=== Problem statement ===
Go through the entries below and collect each line with the string "text" in it.

=== Data for this exercise ===
########

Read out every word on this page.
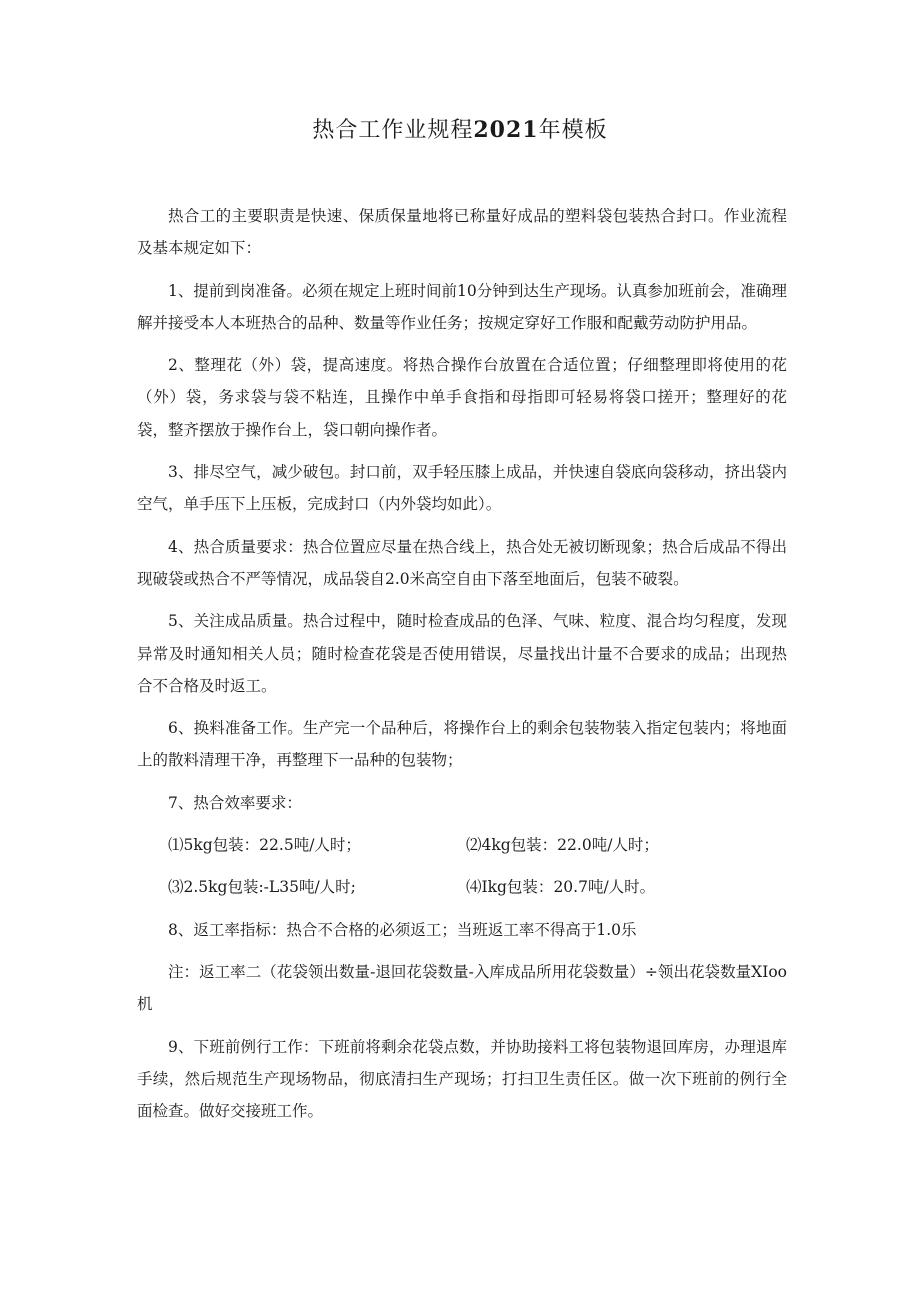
热合工作业规程2021年模板

热合工的主要职责是快速、保质保量地将已称量好成品的塑料袋包装热合封口。作业流程及基本规定如下：

1、提前到岗准备。必须在规定上班时间前10分钟到达生产现场。认真参加班前会，准确理解并接受本人本班热合的品种、数量等作业任务；按规定穿好工作服和配戴劳动防护用品。

2、整理花（外）袋，提高速度。将热合操作台放置在合适位置；仔细整理即将使用的花（外）袋，务求袋与袋不粘连，且操作中单手食指和母指即可轻易将袋口搓开；整理好的花袋，整齐摆放于操作台上，袋口朝向操作者。

3、排尽空气，减少破包。封口前，双手轻压膝上成品，并快速自袋底向袋移动，挤出袋内空气，单手压下上压板，完成封口（内外袋均如此）。

4、热合质量要求：热合位置应尽量在热合线上，热合处无被切断现象；热合后成品不得出现破袋或热合不严等情况，成品袋自2.0米高空自由下落至地面后，包装不破裂。

5、关注成品质量。热合过程中，随时检查成品的色泽、气味、粒度、混合均匀程度，发现异常及时通知相关人员；随时检查花袋是否使用错误，尽量找出计量不合要求的成品；出现热合不合格及时返工。

6、换料准备工作。生产完一个品种后，将操作台上的剩余包装物装入指定包装内；将地面上的散料清理干净，再整理下一品种的包装物；

7、热合效率要求：

⑴5kg包装：22.5吨/人时；	⑵4kg包装：22.0吨/人时；
⑶2.5kg包装:-L35吨/人时;	⑷Ikg包装：20.7吨/人时。

8、返工率指标：热合不合格的必须返工；当班返工率不得高于1.0乐

注：返工率二（花袋领出数量-退回花袋数量-入库成品所用花袋数量）÷领出花袋数量XIoo机

9、下班前例行工作：下班前将剩余花袋点数，并协助接料工将包装物退回库房，办理退库手续，然后规范生产现场物品，彻底清扫生产现场；打扫卫生责任区。做一次下班前的例行全面检查。做好交接班工作。
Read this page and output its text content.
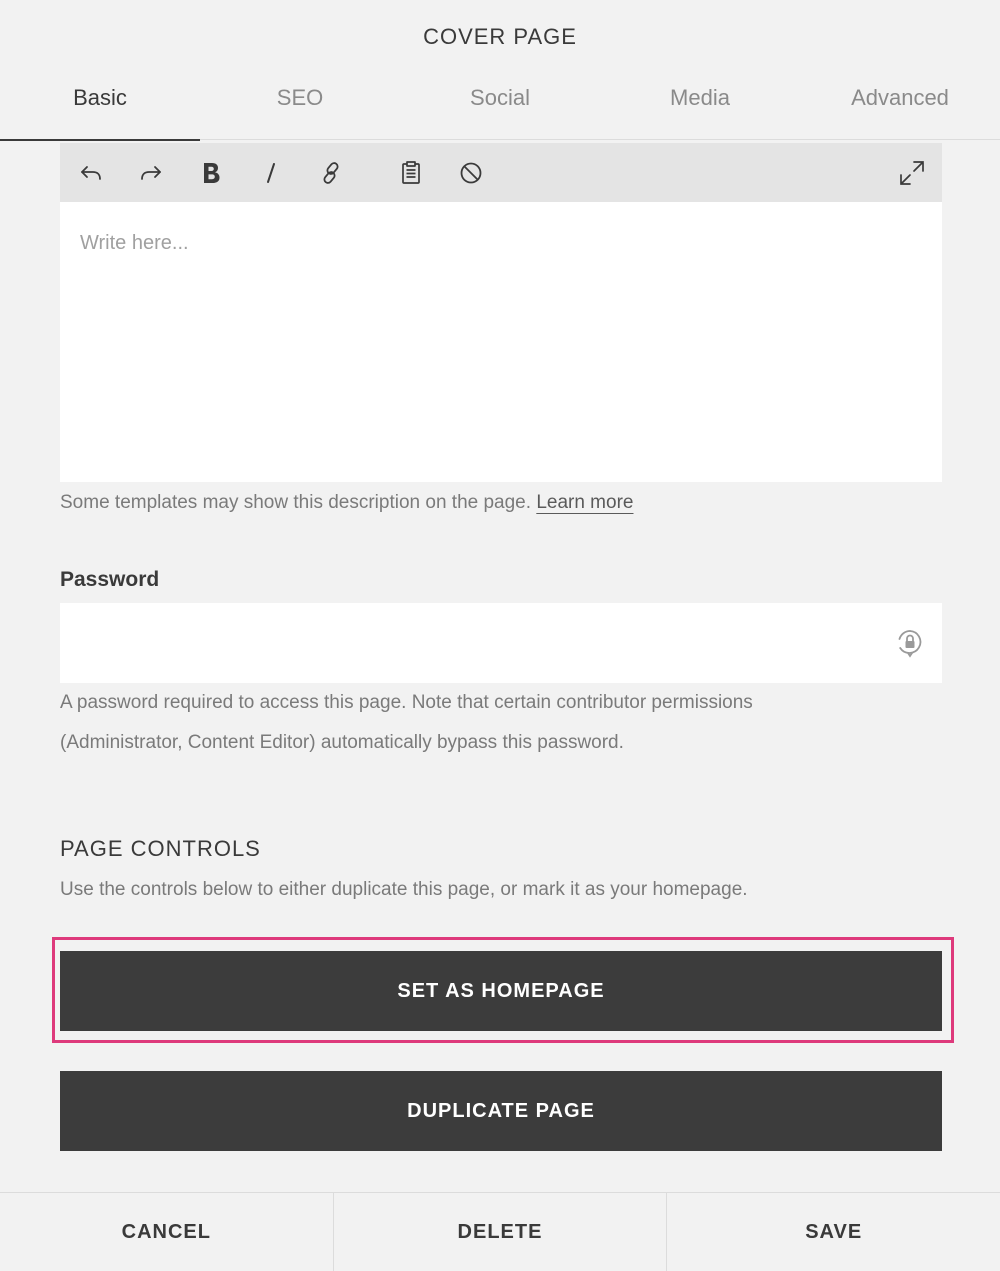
COVER PAGE
Basic	SEO	Social	Media	Advanced
Write here...
Some templates may show this description on the page. Learn more
Password
A password required to access this page. Note that certain contributor permissions
(Administrator, Content Editor) automatically bypass this password.
PAGE CONTROLS
Use the controls below to either duplicate this page, or mark it as your homepage.
SET AS HOMEPAGE
DUPLICATE PAGE
CANCEL	DELETE	SAVE
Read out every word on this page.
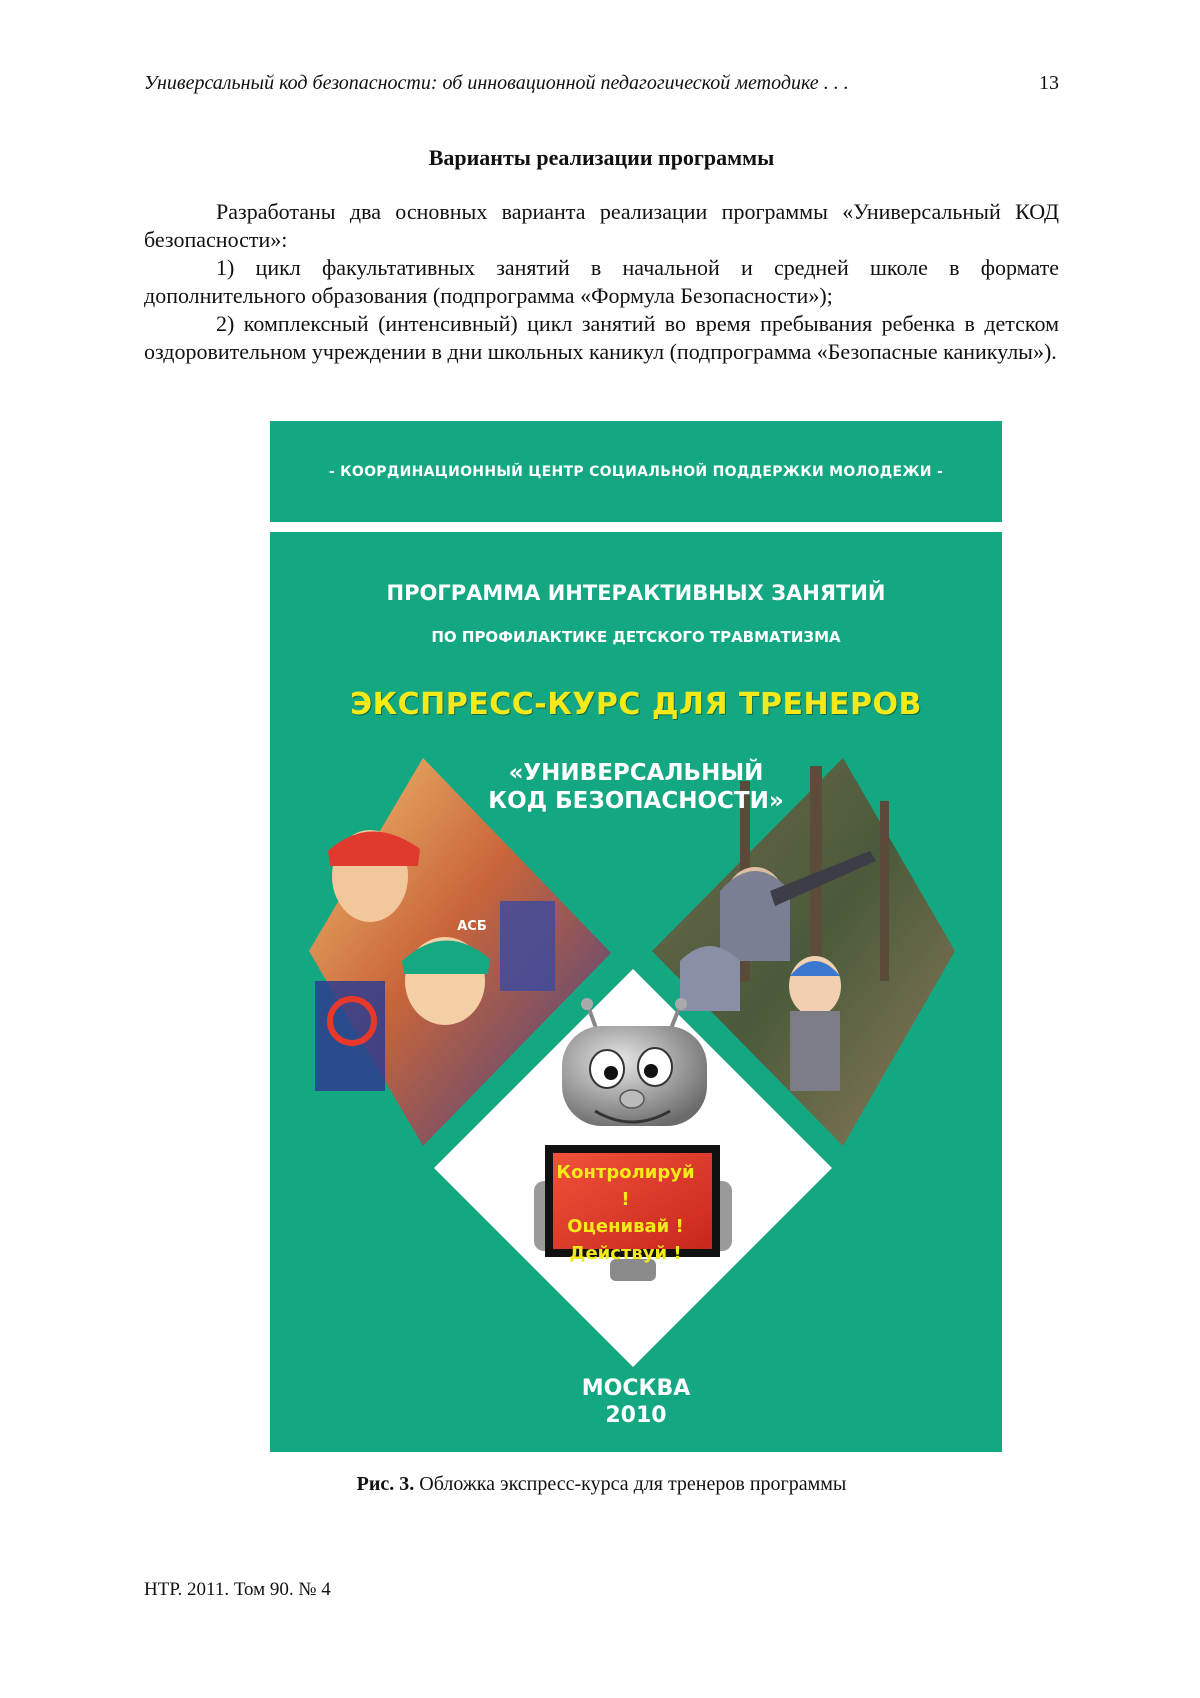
Универсальный код безопасности: об инновационной педагогической методике . . .	13
Варианты реализации программы

Разработаны два основных варианта реализации программы «Универсальный КОД безопасности»:

1) цикл факультативных занятий в начальной и средней школе в формате дополнительного образования (подпрограмма «Формула Безопасности»);

2) комплексный (интенсивный) цикл занятий во время пребывания ребенка в детском оздоровительном учреждении в дни школьных каникул (подпрограмма «Безопасные каникулы»).

- КООРДИНАЦИОННЫЙ ЦЕНТР СОЦИАЛЬНОЙ ПОДДЕРЖКИ МОЛОДЕЖИ -
ПРОГРАММА ИНТЕРАКТИВНЫХ ЗАНЯТИЙ
ПО ПРОФИЛАКТИКЕ ДЕТСКОГО ТРАВМАТИЗМА
ЭКСПРЕСС-КУРС ДЛЯ ТРЕНЕРОВ
«УНИВЕРСАЛЬНЫЙ
КОД БЕЗОПАСНОСТИ»
АСБ
Контролируй !
Оценивай !
Действуй !
МОСКВА
2010
Рис. 3. Обложка экспресс-курса для тренеров программы
НТР. 2011. Том 90. № 4
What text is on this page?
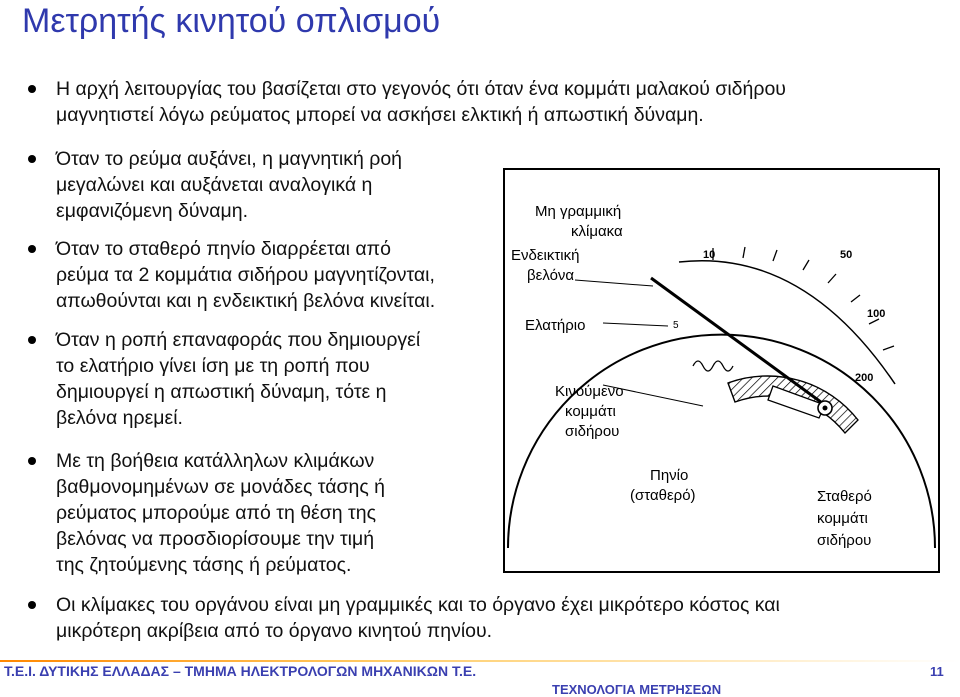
Μετρητής κινητού οπλισμού
Η αρχή λειτουργίας του βασίζεται στο γεγονός ότι όταν ένα κομμάτι μαλακού σιδήρου
μαγνητιστεί λόγω ρεύματος μπορεί να ασκήσει ελκτική ή απωστική δύναμη.
Όταν το ρεύμα αυξάνει, η μαγνητική ροή
μεγαλώνει και αυξάνεται αναλογικά η
εμφανιζόμενη δύναμη.
Όταν το σταθερό πηνίο διαρρέεται από
ρεύμα τα 2 κομμάτια σιδήρου μαγνητίζονται,
απωθούνται και η ενδεικτική βελόνα κινείται.
Όταν η ροπή επαναφοράς που δημιουργεί
το ελατήριο γίνει ίση με τη ροπή που
δημιουργεί η απωστική δύναμη, τότε η
βελόνα ηρεμεί.
Με τη βοήθεια κατάλληλων κλιμάκων
βαθμονομημένων σε μονάδες τάσης ή
ρεύματος μπορούμε από τη θέση της
βελόνας να προσδιορίσουμε την τιμή
της ζητούμενης τάσης ή ρεύματος.
Οι κλίμακες του οργάνου είναι μη γραμμικές και το όργανο έχει μικρότερο κόστος και
μικρότερη ακρίβεια από το όργανο κινητού πηνίου.
10	50
100
200
5
Μη γραμμική
κλίμακα
Ενδεικτική
βελόνα
Ελατήριο
Κινούμενο
κομμάτι
σιδήρου
Πηνίο
(σταθερό)	Σταθερό
κομμάτι
σιδήρου
Τ.Ε.Ι. ΔΥΤΙΚΗΣ ΕΛΛΑΔΑΣ – ΤΜΗΜΑ ΗΛΕΚΤΡΟΛΟΓΩΝ ΜΗΧΑΝΙΚΩΝ Τ.Ε.
ΤΕΧΝΟΛΟΓΙΑ ΜΕΤΡΗΣΕΩΝ
11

########

=== Expected answer ===
Read this page and output its text content.
What text is on this page?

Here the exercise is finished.